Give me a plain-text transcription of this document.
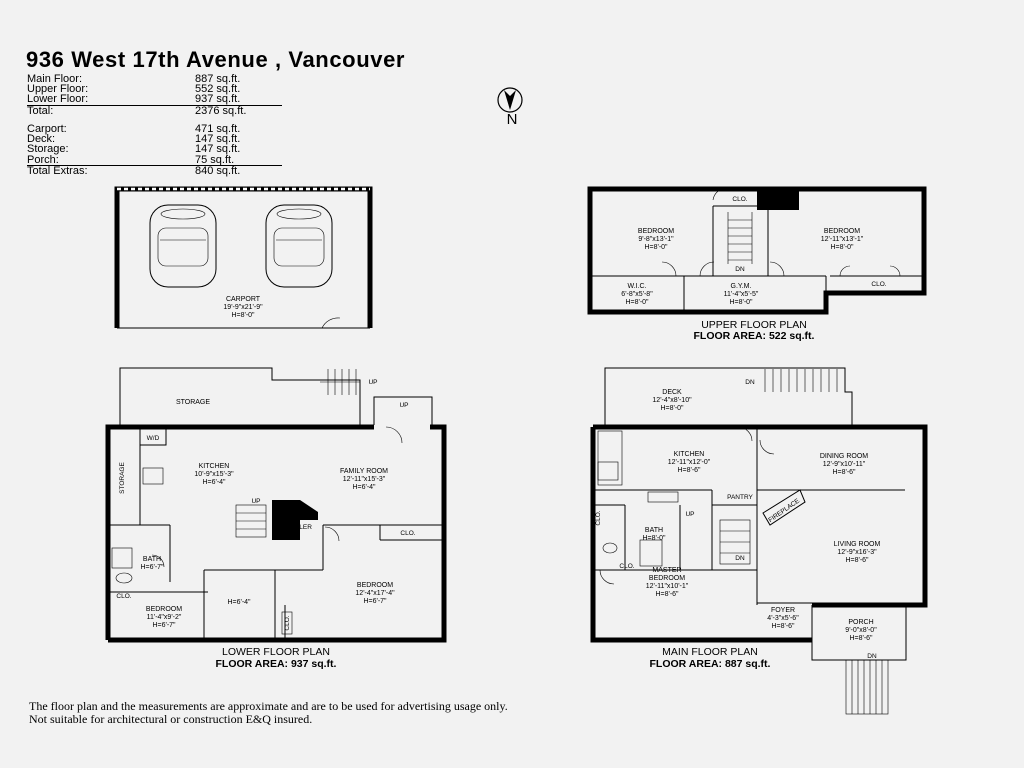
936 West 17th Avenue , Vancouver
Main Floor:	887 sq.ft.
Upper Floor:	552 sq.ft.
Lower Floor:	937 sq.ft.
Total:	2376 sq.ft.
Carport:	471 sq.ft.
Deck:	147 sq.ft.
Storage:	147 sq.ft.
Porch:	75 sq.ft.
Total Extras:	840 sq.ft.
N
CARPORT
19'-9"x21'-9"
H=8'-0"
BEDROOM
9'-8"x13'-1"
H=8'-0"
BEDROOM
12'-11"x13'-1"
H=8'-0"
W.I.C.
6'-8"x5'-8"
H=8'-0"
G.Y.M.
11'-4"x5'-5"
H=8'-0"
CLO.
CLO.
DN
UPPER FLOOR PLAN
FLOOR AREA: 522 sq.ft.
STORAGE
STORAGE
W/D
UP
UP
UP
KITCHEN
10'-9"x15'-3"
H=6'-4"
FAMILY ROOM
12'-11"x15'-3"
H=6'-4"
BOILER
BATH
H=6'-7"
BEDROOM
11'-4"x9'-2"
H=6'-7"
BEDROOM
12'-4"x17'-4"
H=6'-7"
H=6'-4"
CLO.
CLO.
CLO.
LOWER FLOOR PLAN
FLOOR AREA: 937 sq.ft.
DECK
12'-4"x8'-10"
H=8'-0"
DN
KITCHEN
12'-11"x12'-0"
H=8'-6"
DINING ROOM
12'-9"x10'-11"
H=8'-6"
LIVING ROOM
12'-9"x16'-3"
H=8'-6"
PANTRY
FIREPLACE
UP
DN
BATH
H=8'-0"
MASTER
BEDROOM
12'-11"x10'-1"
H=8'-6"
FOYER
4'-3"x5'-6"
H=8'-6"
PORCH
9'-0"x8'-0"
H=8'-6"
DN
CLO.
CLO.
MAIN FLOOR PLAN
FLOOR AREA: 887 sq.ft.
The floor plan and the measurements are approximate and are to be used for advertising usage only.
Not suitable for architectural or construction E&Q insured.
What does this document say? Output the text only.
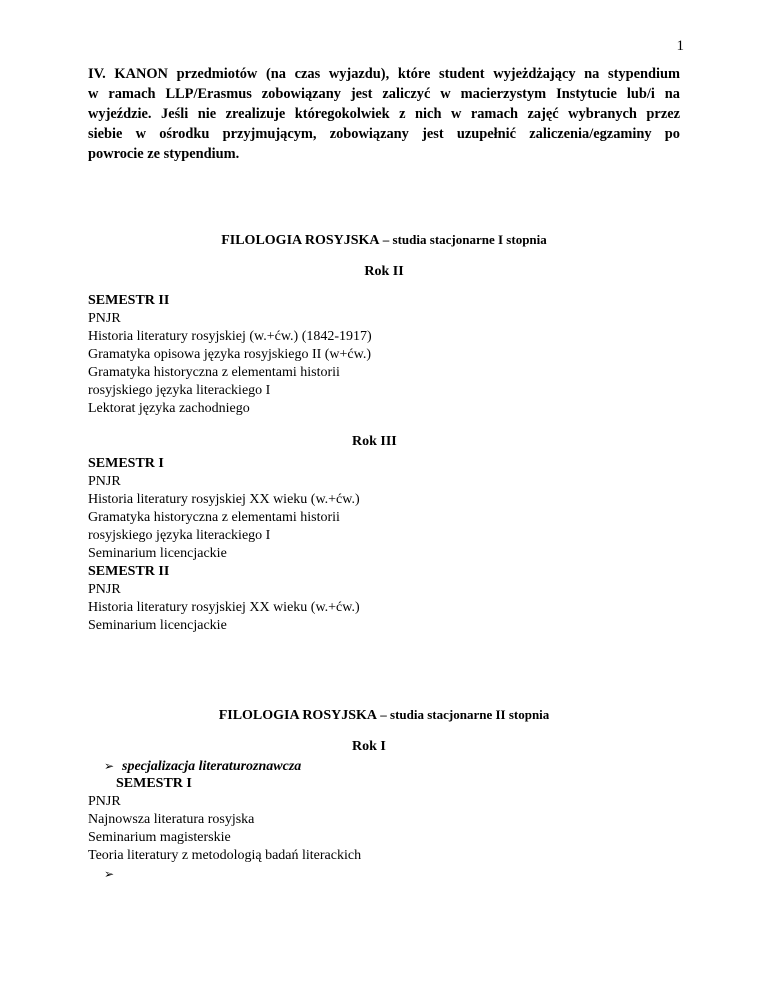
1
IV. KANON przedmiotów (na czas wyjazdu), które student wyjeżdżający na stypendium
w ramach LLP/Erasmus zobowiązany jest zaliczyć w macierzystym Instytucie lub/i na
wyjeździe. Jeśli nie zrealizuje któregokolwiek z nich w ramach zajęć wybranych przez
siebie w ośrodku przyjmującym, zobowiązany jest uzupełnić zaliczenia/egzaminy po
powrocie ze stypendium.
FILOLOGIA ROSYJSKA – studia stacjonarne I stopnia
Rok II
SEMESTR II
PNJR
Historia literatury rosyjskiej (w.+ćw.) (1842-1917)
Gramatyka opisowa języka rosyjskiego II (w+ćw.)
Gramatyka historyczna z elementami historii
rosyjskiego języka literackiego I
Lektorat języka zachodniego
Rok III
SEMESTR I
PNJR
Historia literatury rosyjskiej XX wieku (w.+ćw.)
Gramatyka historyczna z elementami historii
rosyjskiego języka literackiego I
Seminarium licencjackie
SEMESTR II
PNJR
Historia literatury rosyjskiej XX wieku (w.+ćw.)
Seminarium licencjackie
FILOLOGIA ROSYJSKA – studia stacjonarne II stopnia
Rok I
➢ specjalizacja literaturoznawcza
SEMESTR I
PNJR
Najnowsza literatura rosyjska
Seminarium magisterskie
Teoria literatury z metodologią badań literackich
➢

=== THE TASK ===
Reproduce the material above in full, exactly, with no images.

=== EXPECTED ANSWER ===
Give me a plain-text transcription of this document.
936 West 17th Avenue , Vancouver
Main Floor:	887 sq.ft.
Upper Floor:	552 sq.ft.
Lower Floor:	937 sq.ft.
Total:	2376 sq.ft.
Carport:	471 sq.ft.
Deck:	147 sq.ft.
Storage:	147 sq.ft.
Porch:	75 sq.ft.
Total Extras:	840 sq.ft.
N
CARPORT
19'-9"x21'-9"
H=8'-0"
BEDROOM
9'-8"x13'-1"
H=8'-0"
BEDROOM
12'-11"x13'-1"
H=8'-0"
W.I.C.
6'-8"x5'-8"
H=8'-0"
G.Y.M.
11'-4"x5'-5"
H=8'-0"
CLO.
CLO.
DN
UPPER FLOOR PLAN
FLOOR AREA: 522 sq.ft.
STORAGE
STORAGE
W/D
UP
UP
UP
KITCHEN
10'-9"x15'-3"
H=6'-4"
FAMILY ROOM
12'-11"x15'-3"
H=6'-4"
BOILER
BATH
H=6'-7"
BEDROOM
11'-4"x9'-2"
H=6'-7"
BEDROOM
12'-4"x17'-4"
H=6'-7"
H=6'-4"
CLO.
CLO.
CLO.
LOWER FLOOR PLAN
FLOOR AREA: 937 sq.ft.
DECK
12'-4"x8'-10"
H=8'-0"
DN
KITCHEN
12'-11"x12'-0"
H=8'-6"
DINING ROOM
12'-9"x10'-11"
H=8'-6"
LIVING ROOM
12'-9"x16'-3"
H=8'-6"
PANTRY
FIREPLACE
UP
DN
BATH
H=8'-0"
MASTER
BEDROOM
12'-11"x10'-1"
H=8'-6"
FOYER
4'-3"x5'-6"
H=8'-6"
PORCH
9'-0"x8'-0"
H=8'-6"
DN
CLO.
CLO.
MAIN FLOOR PLAN
FLOOR AREA: 887 sq.ft.
The floor plan and the measurements are approximate and are to be used for advertising usage only.
Not suitable for architectural or construction E&Q insured.
What does this document say? Output the text only.
1
IV. KANON przedmiotów (na czas wyjazdu), które student wyjeżdżający na stypendium
w ramach LLP/Erasmus zobowiązany jest zaliczyć w macierzystym Instytucie lub/i na
wyjeździe. Jeśli nie zrealizuje któregokolwiek z nich w ramach zajęć wybranych przez
siebie w ośrodku przyjmującym, zobowiązany jest uzupełnić zaliczenia/egzaminy po
powrocie ze stypendium.
FILOLOGIA ROSYJSKA – studia stacjonarne I stopnia
Rok II
SEMESTR II
PNJR
Historia literatury rosyjskiej (w.+ćw.) (1842-1917)
Gramatyka opisowa języka rosyjskiego II (w+ćw.)
Gramatyka historyczna z elementami historii
rosyjskiego języka literackiego I
Lektorat języka zachodniego
Rok III
SEMESTR I
PNJR
Historia literatury rosyjskiej XX wieku (w.+ćw.)
Gramatyka historyczna z elementami historii
rosyjskiego języka literackiego I
Seminarium licencjackie
SEMESTR II
PNJR
Historia literatury rosyjskiej XX wieku (w.+ćw.)
Seminarium licencjackie
FILOLOGIA ROSYJSKA – studia stacjonarne II stopnia
Rok I
➢ specjalizacja literaturoznawcza
SEMESTR I
PNJR
Najnowsza literatura rosyjska
Seminarium magisterskie
Teoria literatury z metodologią badań literackich
➢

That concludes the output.